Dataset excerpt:
## BEGIN

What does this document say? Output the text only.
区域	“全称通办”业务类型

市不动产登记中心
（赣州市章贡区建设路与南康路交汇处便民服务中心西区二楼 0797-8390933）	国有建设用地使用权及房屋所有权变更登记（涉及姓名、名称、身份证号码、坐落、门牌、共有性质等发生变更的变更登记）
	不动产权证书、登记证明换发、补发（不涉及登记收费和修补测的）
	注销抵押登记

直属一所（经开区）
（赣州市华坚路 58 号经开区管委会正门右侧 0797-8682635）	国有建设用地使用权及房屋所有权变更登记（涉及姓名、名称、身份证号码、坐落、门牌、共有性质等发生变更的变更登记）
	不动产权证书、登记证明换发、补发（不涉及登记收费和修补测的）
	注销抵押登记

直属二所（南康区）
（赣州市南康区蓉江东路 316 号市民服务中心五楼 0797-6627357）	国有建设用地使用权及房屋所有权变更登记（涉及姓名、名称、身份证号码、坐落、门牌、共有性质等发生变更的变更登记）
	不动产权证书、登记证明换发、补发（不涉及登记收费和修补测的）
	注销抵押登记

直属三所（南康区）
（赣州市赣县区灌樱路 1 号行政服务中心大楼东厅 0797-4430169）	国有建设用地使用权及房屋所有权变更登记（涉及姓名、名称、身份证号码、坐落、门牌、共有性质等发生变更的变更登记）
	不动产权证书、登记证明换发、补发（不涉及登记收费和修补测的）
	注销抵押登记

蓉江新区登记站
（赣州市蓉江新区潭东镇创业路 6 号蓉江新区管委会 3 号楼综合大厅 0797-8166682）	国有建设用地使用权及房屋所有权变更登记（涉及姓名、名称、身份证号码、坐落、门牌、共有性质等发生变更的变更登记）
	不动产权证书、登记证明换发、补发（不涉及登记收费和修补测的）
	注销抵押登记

## END

Your instructions: Write out the material from the first line to the last, exactly.

Written answer:
What does this document say? Output the text only.
区域	“全称通办”业务类型

市不动产登记中心
（赣州市章贡区建设路与南康路交汇处便民服务中心西区二楼 0797-8390933）	国有建设用地使用权及房屋所有权变更登记（涉及姓名、名称、身份证号码、坐落、门牌、共有性质等发生变更的变更登记）
	不动产权证书、登记证明换发、补发（不涉及登记收费和修补测的）
	注销抵押登记

直属一所（经开区）
（赣州市华坚路 58 号经开区管委会正门右侧 0797-8682635）	国有建设用地使用权及房屋所有权变更登记（涉及姓名、名称、身份证号码、坐落、门牌、共有性质等发生变更的变更登记）
	不动产权证书、登记证明换发、补发（不涉及登记收费和修补测的）
	注销抵押登记

直属二所（南康区）
（赣州市南康区蓉江东路 316 号市民服务中心五楼 0797-6627357）	国有建设用地使用权及房屋所有权变更登记（涉及姓名、名称、身份证号码、坐落、门牌、共有性质等发生变更的变更登记）
	不动产权证书、登记证明换发、补发（不涉及登记收费和修补测的）
	注销抵押登记

直属三所（南康区）
（赣州市赣县区灌樱路 1 号行政服务中心大楼东厅 0797-4430169）	国有建设用地使用权及房屋所有权变更登记（涉及姓名、名称、身份证号码、坐落、门牌、共有性质等发生变更的变更登记）
	不动产权证书、登记证明换发、补发（不涉及登记收费和修补测的）
	注销抵押登记

蓉江新区登记站
（赣州市蓉江新区潭东镇创业路 6 号蓉江新区管委会 3 号楼综合大厅 0797-8166682）	国有建设用地使用权及房屋所有权变更登记（涉及姓名、名称、身份证号码、坐落、门牌、共有性质等发生变更的变更登记）
	不动产权证书、登记证明换发、补发（不涉及登记收费和修补测的）
	注销抵押登记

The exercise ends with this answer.